= ENTRIES SHOWN =
☆ ☆ ☆
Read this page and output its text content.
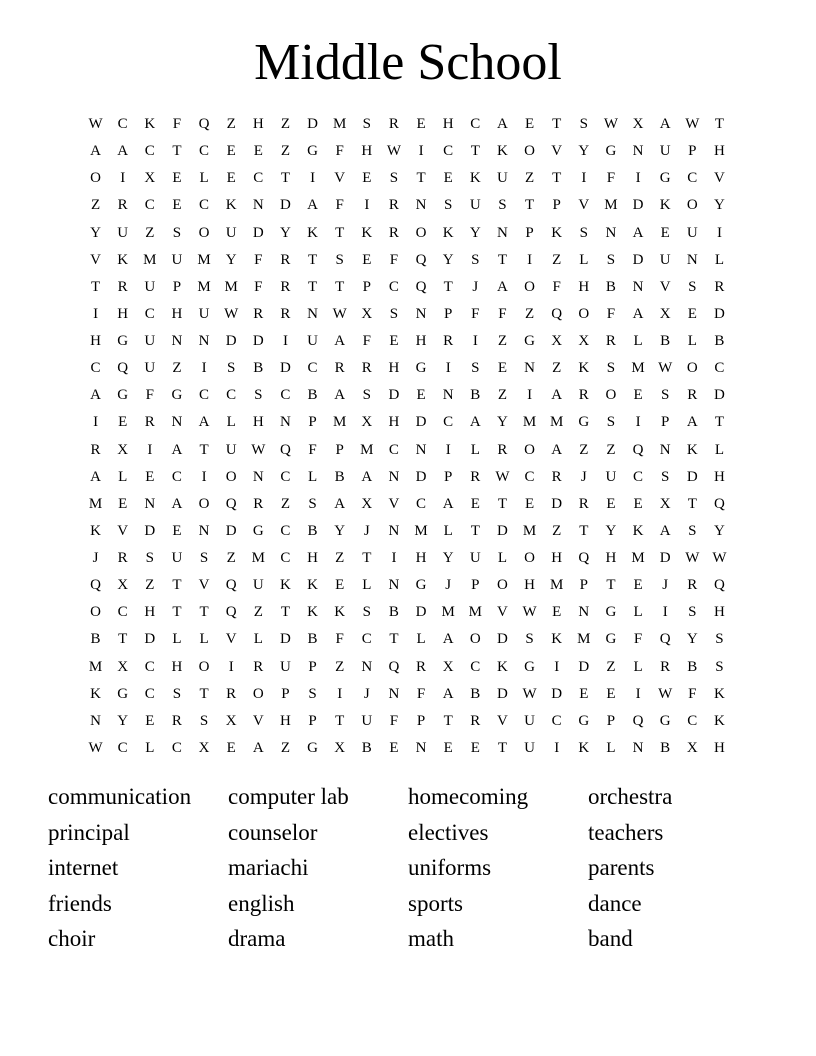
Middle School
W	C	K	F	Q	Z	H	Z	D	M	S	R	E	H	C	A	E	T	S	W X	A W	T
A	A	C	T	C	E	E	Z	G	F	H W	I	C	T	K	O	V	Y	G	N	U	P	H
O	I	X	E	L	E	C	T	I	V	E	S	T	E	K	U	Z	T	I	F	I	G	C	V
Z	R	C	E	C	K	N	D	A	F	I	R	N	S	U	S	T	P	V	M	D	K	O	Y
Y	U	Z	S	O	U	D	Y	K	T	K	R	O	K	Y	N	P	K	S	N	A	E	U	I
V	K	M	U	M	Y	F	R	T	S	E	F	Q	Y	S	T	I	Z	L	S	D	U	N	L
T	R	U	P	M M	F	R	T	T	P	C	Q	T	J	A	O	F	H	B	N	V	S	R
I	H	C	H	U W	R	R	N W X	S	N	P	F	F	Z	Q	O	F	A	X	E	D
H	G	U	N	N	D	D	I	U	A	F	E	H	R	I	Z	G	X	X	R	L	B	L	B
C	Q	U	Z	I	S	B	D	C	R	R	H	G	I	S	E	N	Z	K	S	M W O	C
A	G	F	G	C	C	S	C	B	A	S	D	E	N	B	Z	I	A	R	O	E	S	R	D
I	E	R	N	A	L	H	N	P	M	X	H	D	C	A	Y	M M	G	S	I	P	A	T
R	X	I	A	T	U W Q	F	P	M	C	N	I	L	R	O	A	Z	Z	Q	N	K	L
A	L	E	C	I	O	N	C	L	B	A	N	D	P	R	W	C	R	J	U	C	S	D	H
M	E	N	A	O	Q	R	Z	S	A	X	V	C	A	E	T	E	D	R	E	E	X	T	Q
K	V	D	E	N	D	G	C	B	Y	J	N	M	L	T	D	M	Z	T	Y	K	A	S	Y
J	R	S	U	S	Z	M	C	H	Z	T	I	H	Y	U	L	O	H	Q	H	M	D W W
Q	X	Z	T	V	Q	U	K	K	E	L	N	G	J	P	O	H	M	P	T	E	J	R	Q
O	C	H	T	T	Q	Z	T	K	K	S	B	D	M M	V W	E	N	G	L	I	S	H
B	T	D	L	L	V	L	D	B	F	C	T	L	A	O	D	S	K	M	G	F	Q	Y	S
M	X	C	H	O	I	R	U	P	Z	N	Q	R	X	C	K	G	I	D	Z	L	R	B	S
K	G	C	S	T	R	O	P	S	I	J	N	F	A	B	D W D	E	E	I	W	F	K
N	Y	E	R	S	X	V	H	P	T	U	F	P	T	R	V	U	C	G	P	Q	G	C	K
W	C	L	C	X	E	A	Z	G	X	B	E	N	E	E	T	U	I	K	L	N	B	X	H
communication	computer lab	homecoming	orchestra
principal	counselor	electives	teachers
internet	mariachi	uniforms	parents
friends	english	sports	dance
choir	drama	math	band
☆ ☆ ☆
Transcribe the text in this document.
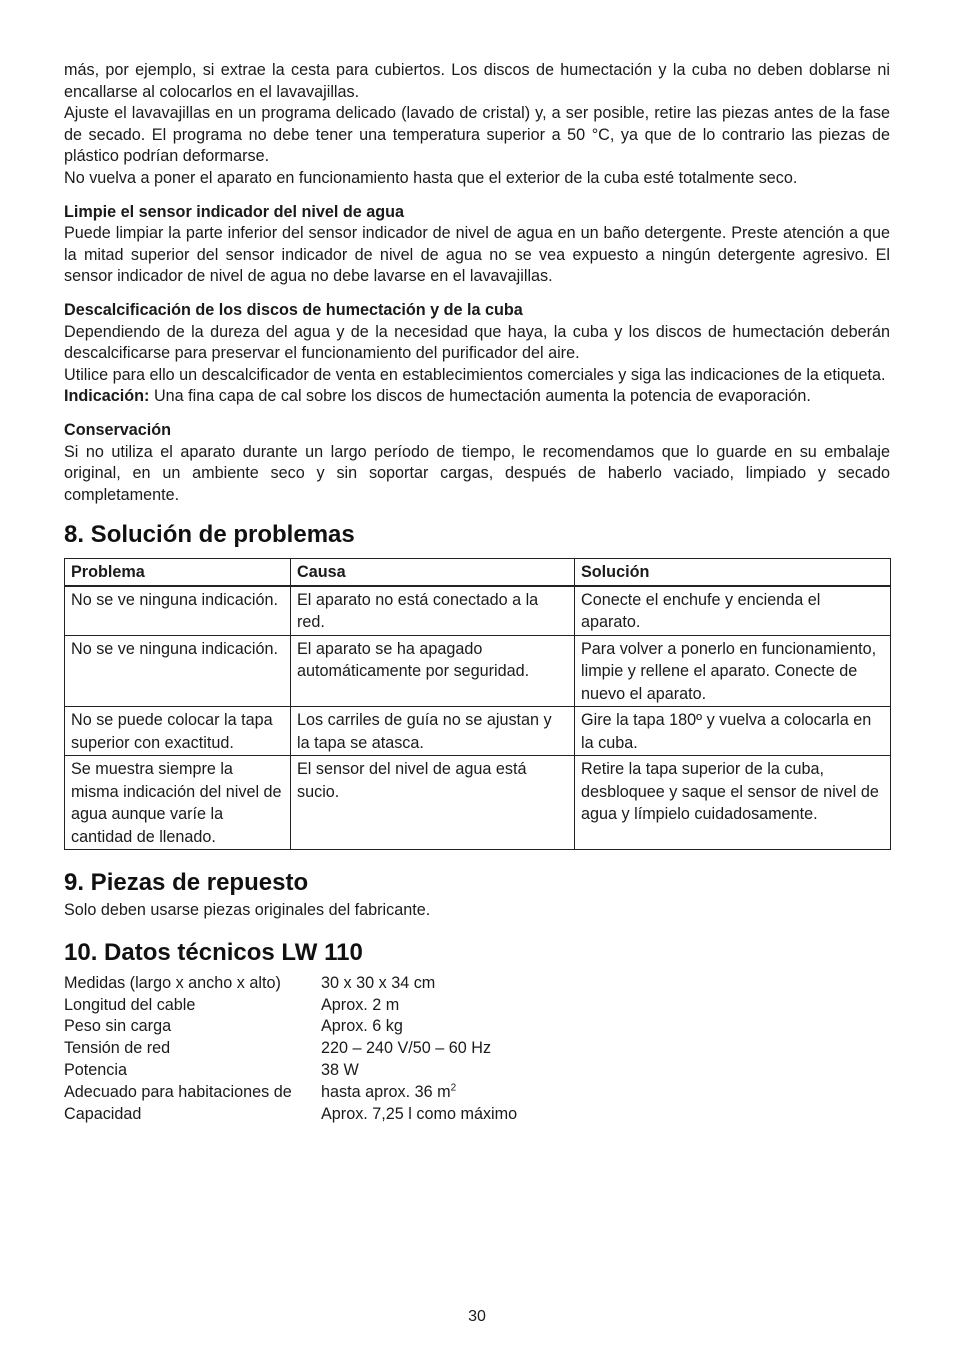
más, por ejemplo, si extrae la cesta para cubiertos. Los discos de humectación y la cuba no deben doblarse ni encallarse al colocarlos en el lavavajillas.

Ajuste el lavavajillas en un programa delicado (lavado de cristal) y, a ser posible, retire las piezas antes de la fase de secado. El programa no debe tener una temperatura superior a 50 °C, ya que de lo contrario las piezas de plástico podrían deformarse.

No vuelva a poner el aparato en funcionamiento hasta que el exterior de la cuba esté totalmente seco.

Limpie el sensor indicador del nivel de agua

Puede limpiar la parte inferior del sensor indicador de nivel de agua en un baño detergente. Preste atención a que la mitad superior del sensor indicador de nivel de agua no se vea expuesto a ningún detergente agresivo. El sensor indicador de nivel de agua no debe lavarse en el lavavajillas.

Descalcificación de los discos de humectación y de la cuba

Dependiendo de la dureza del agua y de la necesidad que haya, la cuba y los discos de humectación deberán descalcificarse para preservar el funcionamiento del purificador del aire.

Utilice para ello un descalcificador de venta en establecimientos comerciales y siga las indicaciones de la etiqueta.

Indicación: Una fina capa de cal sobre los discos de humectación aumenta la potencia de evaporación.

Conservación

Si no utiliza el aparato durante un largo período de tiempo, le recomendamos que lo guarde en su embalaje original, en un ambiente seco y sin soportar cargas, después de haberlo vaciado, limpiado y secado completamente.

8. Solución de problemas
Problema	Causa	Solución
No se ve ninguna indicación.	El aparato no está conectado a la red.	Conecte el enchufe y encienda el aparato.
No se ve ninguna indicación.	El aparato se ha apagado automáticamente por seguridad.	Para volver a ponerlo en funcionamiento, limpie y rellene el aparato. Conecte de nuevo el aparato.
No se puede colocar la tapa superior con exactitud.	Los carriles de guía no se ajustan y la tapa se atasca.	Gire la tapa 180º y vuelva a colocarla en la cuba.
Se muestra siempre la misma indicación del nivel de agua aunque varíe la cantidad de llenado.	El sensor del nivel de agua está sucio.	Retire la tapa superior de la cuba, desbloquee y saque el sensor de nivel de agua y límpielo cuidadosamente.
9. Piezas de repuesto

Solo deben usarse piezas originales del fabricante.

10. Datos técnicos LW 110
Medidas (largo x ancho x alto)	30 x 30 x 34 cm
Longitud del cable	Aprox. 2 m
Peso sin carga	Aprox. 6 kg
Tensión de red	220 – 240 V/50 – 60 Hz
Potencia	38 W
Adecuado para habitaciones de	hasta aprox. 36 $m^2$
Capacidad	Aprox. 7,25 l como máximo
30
☆ ☆ ☆
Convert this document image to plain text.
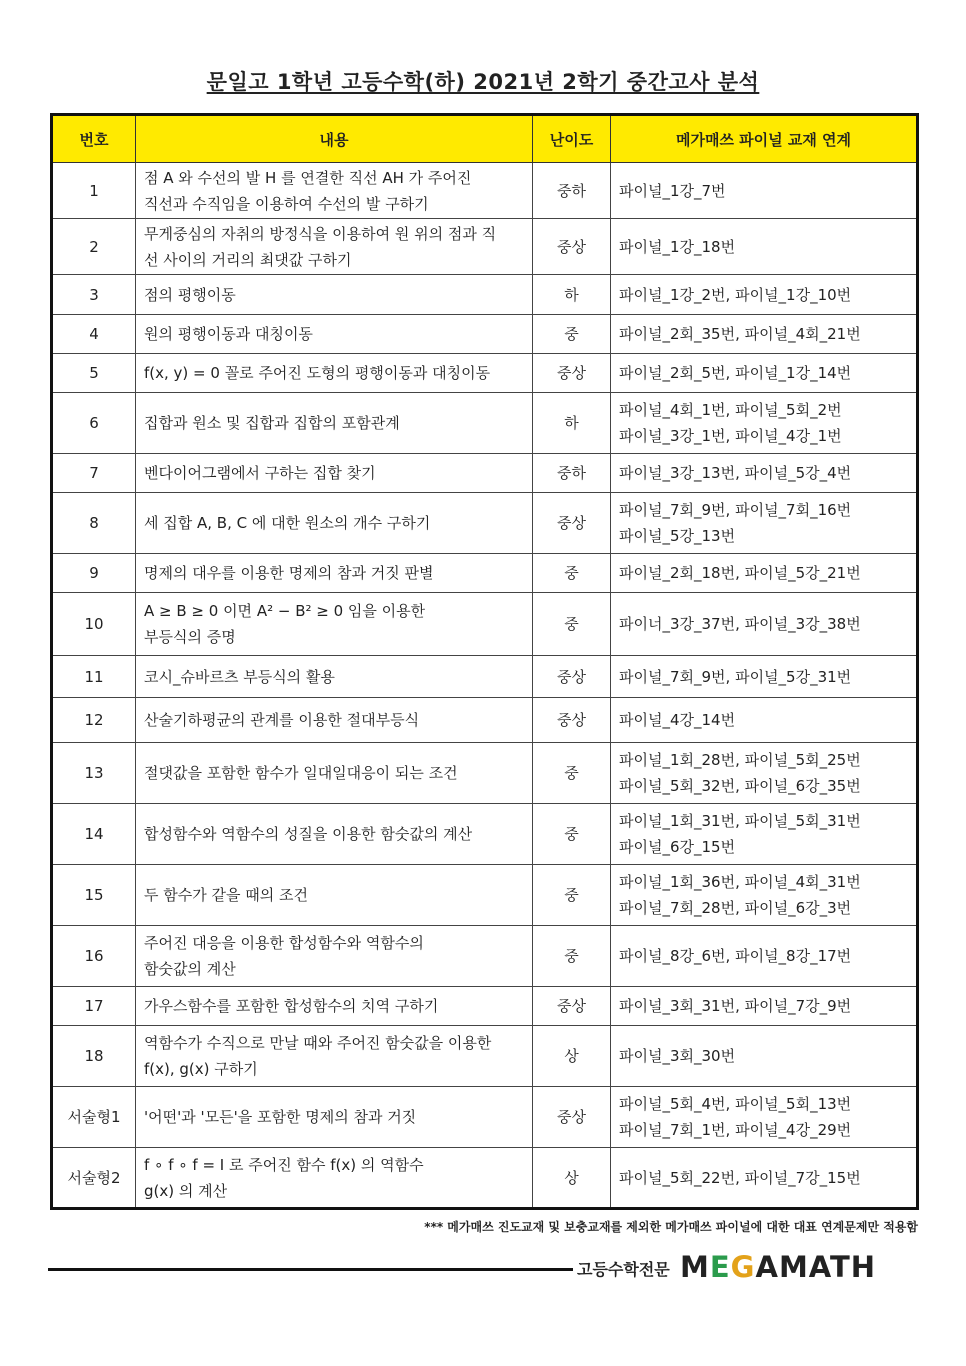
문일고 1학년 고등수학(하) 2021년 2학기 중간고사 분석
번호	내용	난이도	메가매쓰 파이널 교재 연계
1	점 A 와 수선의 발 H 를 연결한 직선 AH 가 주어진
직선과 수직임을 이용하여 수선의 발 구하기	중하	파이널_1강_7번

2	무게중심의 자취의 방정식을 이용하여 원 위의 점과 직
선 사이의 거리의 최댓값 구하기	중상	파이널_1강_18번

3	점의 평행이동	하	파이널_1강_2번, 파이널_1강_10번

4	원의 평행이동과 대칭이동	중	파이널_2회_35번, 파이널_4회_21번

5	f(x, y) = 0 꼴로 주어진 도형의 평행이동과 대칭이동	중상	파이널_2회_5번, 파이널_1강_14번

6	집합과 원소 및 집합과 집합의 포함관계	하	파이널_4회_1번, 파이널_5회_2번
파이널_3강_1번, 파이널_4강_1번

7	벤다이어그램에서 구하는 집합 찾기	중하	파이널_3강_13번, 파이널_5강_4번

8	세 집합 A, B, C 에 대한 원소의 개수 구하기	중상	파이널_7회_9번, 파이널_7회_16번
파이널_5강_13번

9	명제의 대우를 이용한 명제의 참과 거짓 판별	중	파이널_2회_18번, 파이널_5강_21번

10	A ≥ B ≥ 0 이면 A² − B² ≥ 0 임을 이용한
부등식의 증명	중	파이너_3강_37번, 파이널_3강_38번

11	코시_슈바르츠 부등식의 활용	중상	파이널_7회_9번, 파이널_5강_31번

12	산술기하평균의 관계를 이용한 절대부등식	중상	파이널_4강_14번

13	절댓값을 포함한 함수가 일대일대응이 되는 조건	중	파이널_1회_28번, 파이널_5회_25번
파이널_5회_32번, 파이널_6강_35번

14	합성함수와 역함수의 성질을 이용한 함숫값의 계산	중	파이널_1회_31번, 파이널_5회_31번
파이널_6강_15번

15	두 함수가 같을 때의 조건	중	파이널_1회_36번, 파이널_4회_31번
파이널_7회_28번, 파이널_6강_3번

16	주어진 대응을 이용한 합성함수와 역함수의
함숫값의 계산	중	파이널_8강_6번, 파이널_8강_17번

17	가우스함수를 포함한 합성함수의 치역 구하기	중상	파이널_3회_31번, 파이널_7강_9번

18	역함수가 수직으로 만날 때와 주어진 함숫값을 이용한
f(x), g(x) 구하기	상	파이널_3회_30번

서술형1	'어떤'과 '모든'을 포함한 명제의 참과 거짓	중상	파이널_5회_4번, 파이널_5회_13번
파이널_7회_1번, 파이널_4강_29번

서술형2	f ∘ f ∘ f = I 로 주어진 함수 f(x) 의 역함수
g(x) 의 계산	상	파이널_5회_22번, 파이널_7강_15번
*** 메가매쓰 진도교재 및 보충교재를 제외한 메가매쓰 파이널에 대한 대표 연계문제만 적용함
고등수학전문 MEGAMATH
☆ ☆ ☆
= JOB =
Return every line in the listing that contains the word "tapa".

= FULL RESPONSE =
No se puede colocar la tapa superior con exactitud.	Los carriles de guía no se ajustan y la tapa se atasca.	Gire la tapa 180º y vuelva a colocarla en la cuba.
Se muestra siempre la misma indicación del nivel de agua aunque varíe la cantidad de llenado.	El sensor del nivel de agua está sucio.	Retire la tapa superior de la cuba, desbloquee y saque el sensor de nivel de agua y límpielo cuidadosamente.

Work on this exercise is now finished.